Directions for this task
Restate the entries word for word, omitting nothing.

============

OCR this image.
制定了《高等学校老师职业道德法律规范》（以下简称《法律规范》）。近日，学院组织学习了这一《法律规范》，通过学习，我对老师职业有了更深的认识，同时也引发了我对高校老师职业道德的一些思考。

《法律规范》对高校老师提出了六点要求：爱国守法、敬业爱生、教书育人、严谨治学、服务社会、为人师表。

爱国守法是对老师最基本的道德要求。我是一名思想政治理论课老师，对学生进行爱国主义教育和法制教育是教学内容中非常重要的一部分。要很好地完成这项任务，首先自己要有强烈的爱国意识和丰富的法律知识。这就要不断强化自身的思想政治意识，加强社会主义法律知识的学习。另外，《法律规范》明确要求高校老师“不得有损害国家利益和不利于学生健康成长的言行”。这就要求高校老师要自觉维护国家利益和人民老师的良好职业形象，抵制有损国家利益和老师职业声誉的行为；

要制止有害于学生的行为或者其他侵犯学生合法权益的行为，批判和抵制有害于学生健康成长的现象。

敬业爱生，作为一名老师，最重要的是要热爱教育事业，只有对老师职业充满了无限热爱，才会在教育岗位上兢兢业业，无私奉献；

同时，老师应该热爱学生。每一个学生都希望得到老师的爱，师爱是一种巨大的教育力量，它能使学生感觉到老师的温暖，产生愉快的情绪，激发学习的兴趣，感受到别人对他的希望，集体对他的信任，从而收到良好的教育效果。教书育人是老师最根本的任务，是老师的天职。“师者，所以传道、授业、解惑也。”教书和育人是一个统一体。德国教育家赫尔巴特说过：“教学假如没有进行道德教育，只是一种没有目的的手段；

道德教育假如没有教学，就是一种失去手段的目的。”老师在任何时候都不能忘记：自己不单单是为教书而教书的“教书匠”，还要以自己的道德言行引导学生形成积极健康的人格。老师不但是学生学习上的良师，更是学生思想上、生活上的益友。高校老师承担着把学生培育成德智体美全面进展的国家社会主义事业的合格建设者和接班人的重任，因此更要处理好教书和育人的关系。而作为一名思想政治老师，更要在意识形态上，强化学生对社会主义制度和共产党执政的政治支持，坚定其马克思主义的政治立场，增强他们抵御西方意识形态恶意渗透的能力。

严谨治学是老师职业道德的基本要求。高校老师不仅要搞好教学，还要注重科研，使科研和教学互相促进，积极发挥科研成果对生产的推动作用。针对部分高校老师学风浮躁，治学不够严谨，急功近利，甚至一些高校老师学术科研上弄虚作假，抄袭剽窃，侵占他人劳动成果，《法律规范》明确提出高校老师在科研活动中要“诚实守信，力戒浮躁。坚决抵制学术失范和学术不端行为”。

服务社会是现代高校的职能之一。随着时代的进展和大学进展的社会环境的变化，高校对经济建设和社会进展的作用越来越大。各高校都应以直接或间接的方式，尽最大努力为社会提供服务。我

============

The output
OCR this image.
制定了《高等学校老师职业道德法律规范》（以下简称《法律规范》）。近日，学院组织学习了这一《法律规范》，通过学习，我对老师职业有了更深的认识，同时也引发了我对高校老师职业道德的一些思考。

《法律规范》对高校老师提出了六点要求：爱国守法、敬业爱生、教书育人、严谨治学、服务社会、为人师表。

爱国守法是对老师最基本的道德要求。我是一名思想政治理论课老师，对学生进行爱国主义教育和法制教育是教学内容中非常重要的一部分。要很好地完成这项任务，首先自己要有强烈的爱国意识和丰富的法律知识。这就要不断强化自身的思想政治意识，加强社会主义法律知识的学习。另外，《法律规范》明确要求高校老师“不得有损害国家利益和不利于学生健康成长的言行”。这就要求高校老师要自觉维护国家利益和人民老师的良好职业形象，抵制有损国家利益和老师职业声誉的行为；

要制止有害于学生的行为或者其他侵犯学生合法权益的行为，批判和抵制有害于学生健康成长的现象。

敬业爱生，作为一名老师，最重要的是要热爱教育事业，只有对老师职业充满了无限热爱，才会在教育岗位上兢兢业业，无私奉献；

同时，老师应该热爱学生。每一个学生都希望得到老师的爱，师爱是一种巨大的教育力量，它能使学生感觉到老师的温暖，产生愉快的情绪，激发学习的兴趣，感受到别人对他的希望，集体对他的信任，从而收到良好的教育效果。教书育人是老师最根本的任务，是老师的天职。“师者，所以传道、授业、解惑也。”教书和育人是一个统一体。德国教育家赫尔巴特说过：“教学假如没有进行道德教育，只是一种没有目的的手段；

道德教育假如没有教学，就是一种失去手段的目的。”老师在任何时候都不能忘记：自己不单单是为教书而教书的“教书匠”，还要以自己的道德言行引导学生形成积极健康的人格。老师不但是学生学习上的良师，更是学生思想上、生活上的益友。高校老师承担着把学生培育成德智体美全面进展的国家社会主义事业的合格建设者和接班人的重任，因此更要处理好教书和育人的关系。而作为一名思想政治老师，更要在意识形态上，强化学生对社会主义制度和共产党执政的政治支持，坚定其马克思主义的政治立场，增强他们抵御西方意识形态恶意渗透的能力。

严谨治学是老师职业道德的基本要求。高校老师不仅要搞好教学，还要注重科研，使科研和教学互相促进，积极发挥科研成果对生产的推动作用。针对部分高校老师学风浮躁，治学不够严谨，急功近利，甚至一些高校老师学术科研上弄虚作假，抄袭剽窃，侵占他人劳动成果，《法律规范》明确提出高校老师在科研活动中要“诚实守信，力戒浮躁。坚决抵制学术失范和学术不端行为”。

服务社会是现代高校的职能之一。随着时代的进展和大学进展的社会环境的变化，高校对经济建设和社会进展的作用越来越大。各高校都应以直接或间接的方式，尽最大努力为社会提供服务。我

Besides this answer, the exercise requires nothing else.